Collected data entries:
• • •

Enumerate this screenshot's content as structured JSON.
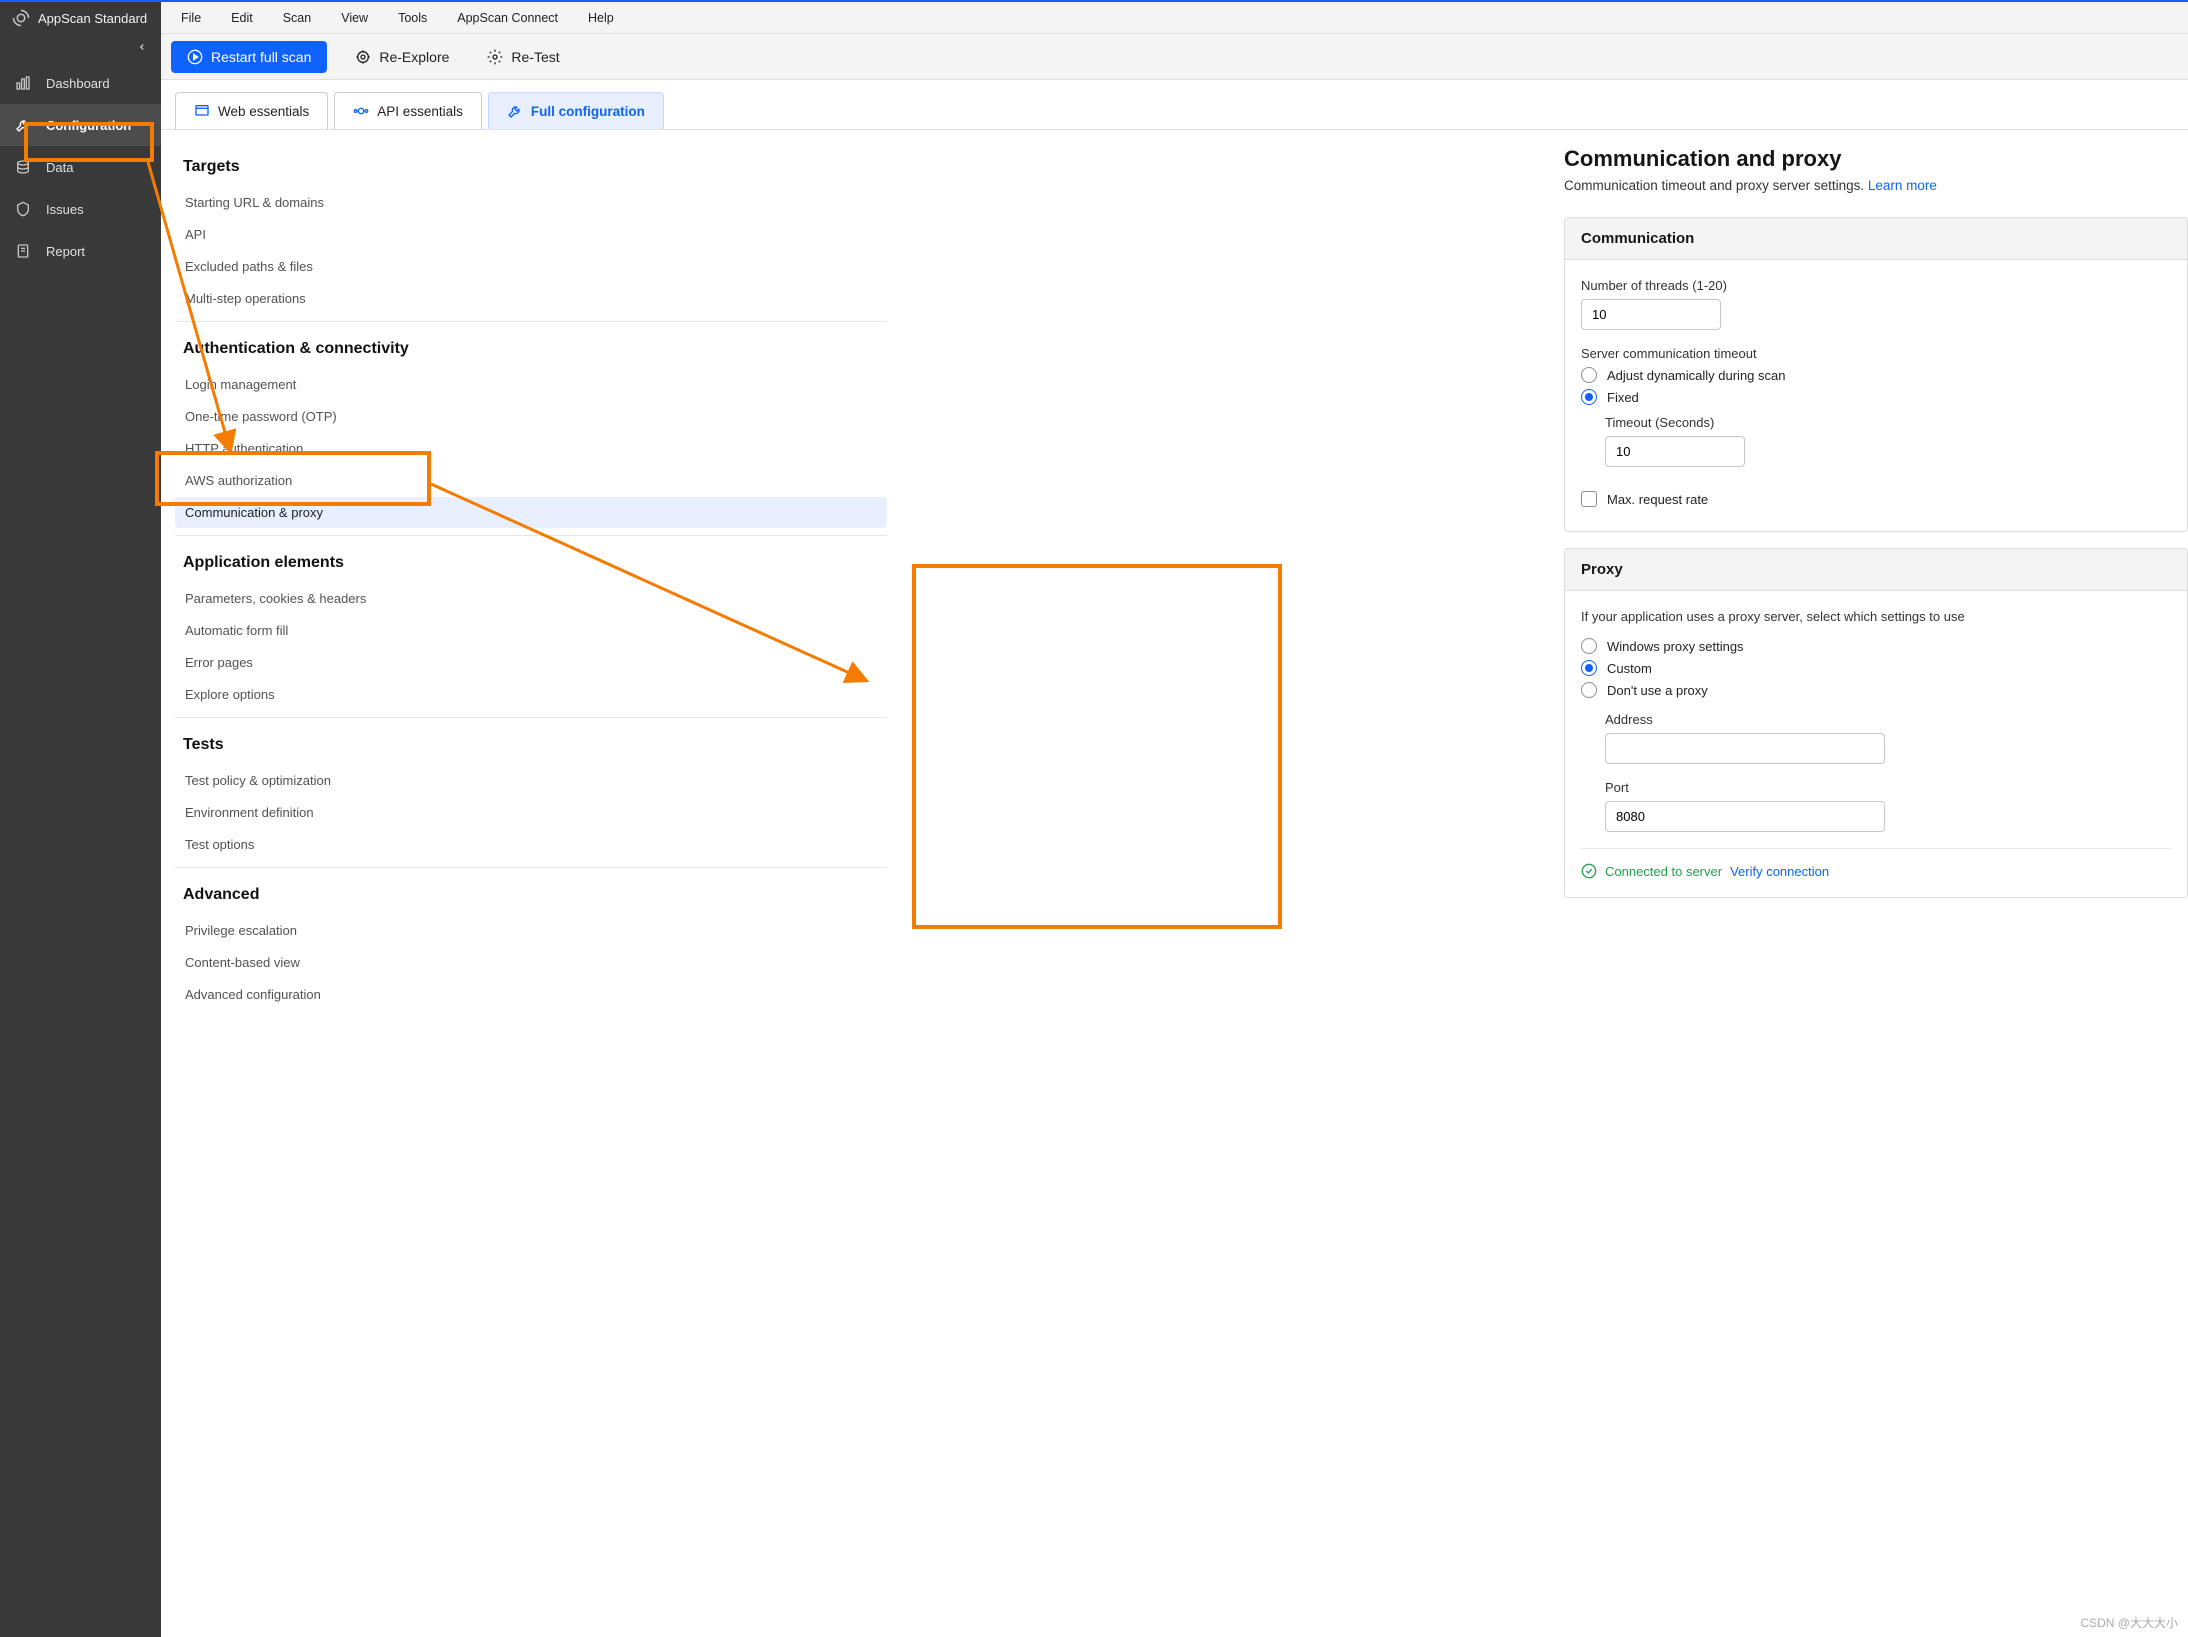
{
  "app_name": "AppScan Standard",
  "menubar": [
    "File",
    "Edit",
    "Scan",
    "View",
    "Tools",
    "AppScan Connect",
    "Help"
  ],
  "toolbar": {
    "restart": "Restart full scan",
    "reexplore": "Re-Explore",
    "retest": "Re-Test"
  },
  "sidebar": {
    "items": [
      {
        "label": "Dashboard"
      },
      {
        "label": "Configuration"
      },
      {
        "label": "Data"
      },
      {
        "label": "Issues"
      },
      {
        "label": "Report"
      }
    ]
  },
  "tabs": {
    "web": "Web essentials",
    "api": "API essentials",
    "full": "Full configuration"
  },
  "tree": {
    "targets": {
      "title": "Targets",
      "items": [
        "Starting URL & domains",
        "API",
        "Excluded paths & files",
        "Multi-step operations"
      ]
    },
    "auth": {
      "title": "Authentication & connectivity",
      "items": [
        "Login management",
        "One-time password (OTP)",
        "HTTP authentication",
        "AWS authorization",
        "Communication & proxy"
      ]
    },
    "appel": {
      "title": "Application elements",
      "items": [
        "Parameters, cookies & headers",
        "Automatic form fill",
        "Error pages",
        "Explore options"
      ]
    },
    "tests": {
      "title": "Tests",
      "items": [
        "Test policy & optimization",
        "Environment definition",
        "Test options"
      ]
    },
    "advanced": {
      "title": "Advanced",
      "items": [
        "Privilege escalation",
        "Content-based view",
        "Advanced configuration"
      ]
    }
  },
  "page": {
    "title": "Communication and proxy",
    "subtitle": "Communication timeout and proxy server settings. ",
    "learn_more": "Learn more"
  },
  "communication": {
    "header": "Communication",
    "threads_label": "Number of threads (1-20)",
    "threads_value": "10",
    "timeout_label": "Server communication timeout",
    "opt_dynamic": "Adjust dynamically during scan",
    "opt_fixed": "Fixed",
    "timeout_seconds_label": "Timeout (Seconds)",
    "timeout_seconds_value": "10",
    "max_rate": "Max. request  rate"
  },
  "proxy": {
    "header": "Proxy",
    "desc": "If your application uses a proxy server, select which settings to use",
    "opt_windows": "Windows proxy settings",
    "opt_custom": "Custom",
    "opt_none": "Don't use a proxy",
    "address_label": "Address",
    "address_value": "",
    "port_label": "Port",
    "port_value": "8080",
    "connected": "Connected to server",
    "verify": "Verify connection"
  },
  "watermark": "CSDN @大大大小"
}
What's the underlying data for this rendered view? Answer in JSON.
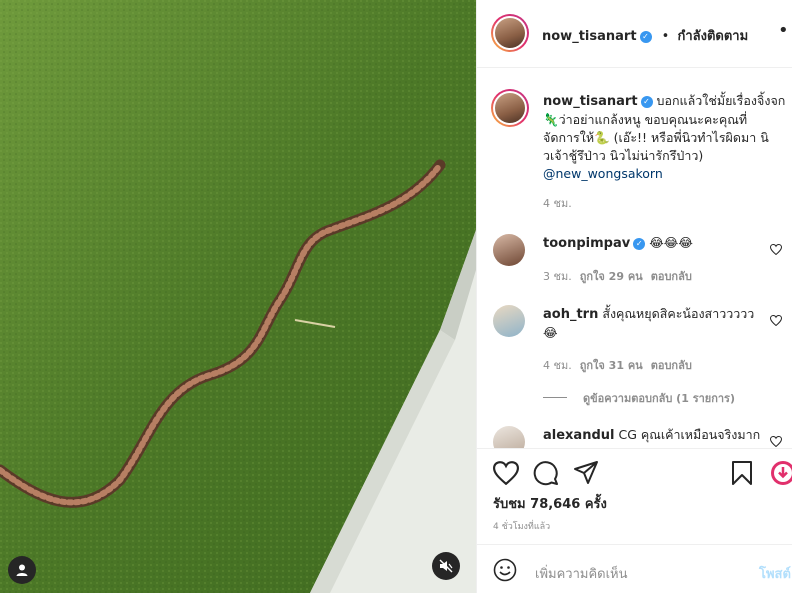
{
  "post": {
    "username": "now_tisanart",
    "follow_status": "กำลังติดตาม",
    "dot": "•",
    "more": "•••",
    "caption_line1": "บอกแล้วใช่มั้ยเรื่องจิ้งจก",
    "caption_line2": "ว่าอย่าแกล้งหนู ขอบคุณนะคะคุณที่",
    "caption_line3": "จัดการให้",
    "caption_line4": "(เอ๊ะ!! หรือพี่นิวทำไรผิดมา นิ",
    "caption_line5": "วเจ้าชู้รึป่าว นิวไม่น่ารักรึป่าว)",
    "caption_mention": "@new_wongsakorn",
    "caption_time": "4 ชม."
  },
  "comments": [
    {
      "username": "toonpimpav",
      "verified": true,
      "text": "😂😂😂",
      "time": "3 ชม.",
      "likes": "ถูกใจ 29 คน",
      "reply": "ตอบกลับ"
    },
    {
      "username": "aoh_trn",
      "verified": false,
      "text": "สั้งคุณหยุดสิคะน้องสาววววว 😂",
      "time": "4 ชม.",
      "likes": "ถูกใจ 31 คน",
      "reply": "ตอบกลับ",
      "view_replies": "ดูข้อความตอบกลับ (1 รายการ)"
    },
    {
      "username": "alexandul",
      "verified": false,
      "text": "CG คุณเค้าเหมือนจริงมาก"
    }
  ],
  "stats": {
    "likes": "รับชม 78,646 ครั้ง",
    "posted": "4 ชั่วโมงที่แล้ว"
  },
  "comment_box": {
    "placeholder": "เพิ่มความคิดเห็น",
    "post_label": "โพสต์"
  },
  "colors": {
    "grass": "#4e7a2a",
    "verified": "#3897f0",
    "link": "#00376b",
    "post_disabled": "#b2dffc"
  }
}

• • •

▶ _Task objective_:
Repeat each entry above word for word, leaving every picture out.

▶ _Correct result_:
Enumerate this screenshot's content as structured JSON.
{
  "app_name": "AppScan Standard",
  "menubar": [
    "File",
    "Edit",
    "Scan",
    "View",
    "Tools",
    "AppScan Connect",
    "Help"
  ],
  "toolbar": {
    "restart": "Restart full scan",
    "reexplore": "Re-Explore",
    "retest": "Re-Test"
  },
  "sidebar": {
    "items": [
      {
        "label": "Dashboard"
      },
      {
        "label": "Configuration"
      },
      {
        "label": "Data"
      },
      {
        "label": "Issues"
      },
      {
        "label": "Report"
      }
    ]
  },
  "tabs": {
    "web": "Web essentials",
    "api": "API essentials",
    "full": "Full configuration"
  },
  "tree": {
    "targets": {
      "title": "Targets",
      "items": [
        "Starting URL & domains",
        "API",
        "Excluded paths & files",
        "Multi-step operations"
      ]
    },
    "auth": {
      "title": "Authentication & connectivity",
      "items": [
        "Login management",
        "One-time password (OTP)",
        "HTTP authentication",
        "AWS authorization",
        "Communication & proxy"
      ]
    },
    "appel": {
      "title": "Application elements",
      "items": [
        "Parameters, cookies & headers",
        "Automatic form fill",
        "Error pages",
        "Explore options"
      ]
    },
    "tests": {
      "title": "Tests",
      "items": [
        "Test policy & optimization",
        "Environment definition",
        "Test options"
      ]
    },
    "advanced": {
      "title": "Advanced",
      "items": [
        "Privilege escalation",
        "Content-based view",
        "Advanced configuration"
      ]
    }
  },
  "page": {
    "title": "Communication and proxy",
    "subtitle": "Communication timeout and proxy server settings. ",
    "learn_more": "Learn more"
  },
  "communication": {
    "header": "Communication",
    "threads_label": "Number of threads (1-20)",
    "threads_value": "10",
    "timeout_label": "Server communication timeout",
    "opt_dynamic": "Adjust dynamically during scan",
    "opt_fixed": "Fixed",
    "timeout_seconds_label": "Timeout (Seconds)",
    "timeout_seconds_value": "10",
    "max_rate": "Max. request  rate"
  },
  "proxy": {
    "header": "Proxy",
    "desc": "If your application uses a proxy server, select which settings to use",
    "opt_windows": "Windows proxy settings",
    "opt_custom": "Custom",
    "opt_none": "Don't use a proxy",
    "address_label": "Address",
    "address_value": "",
    "port_label": "Port",
    "port_value": "8080",
    "connected": "Connected to server",
    "verify": "Verify connection"
  },
  "watermark": "CSDN @大大大小"
}
What's the underlying data for this rendered view? Answer in JSON.
{
  "post": {
    "username": "now_tisanart",
    "follow_status": "กำลังติดตาม",
    "dot": "•",
    "more": "•••",
    "caption_line1": "บอกแล้วใช่มั้ยเรื่องจิ้งจก",
    "caption_line2": "ว่าอย่าแกล้งหนู ขอบคุณนะคะคุณที่",
    "caption_line3": "จัดการให้",
    "caption_line4": "(เอ๊ะ!! หรือพี่นิวทำไรผิดมา นิ",
    "caption_line5": "วเจ้าชู้รึป่าว นิวไม่น่ารักรึป่าว)",
    "caption_mention": "@new_wongsakorn",
    "caption_time": "4 ชม."
  },
  "comments": [
    {
      "username": "toonpimpav",
      "verified": true,
      "text": "😂😂😂",
      "time": "3 ชม.",
      "likes": "ถูกใจ 29 คน",
      "reply": "ตอบกลับ"
    },
    {
      "username": "aoh_trn",
      "verified": false,
      "text": "สั้งคุณหยุดสิคะน้องสาววววว 😂",
      "time": "4 ชม.",
      "likes": "ถูกใจ 31 คน",
      "reply": "ตอบกลับ",
      "view_replies": "ดูข้อความตอบกลับ (1 รายการ)"
    },
    {
      "username": "alexandul",
      "verified": false,
      "text": "CG คุณเค้าเหมือนจริงมาก"
    }
  ],
  "stats": {
    "likes": "รับชม 78,646 ครั้ง",
    "posted": "4 ชั่วโมงที่แล้ว"
  },
  "comment_box": {
    "placeholder": "เพิ่มความคิดเห็น",
    "post_label": "โพสต์"
  },
  "colors": {
    "grass": "#4e7a2a",
    "verified": "#3897f0",
    "link": "#00376b",
    "post_disabled": "#b2dffc"
  }
}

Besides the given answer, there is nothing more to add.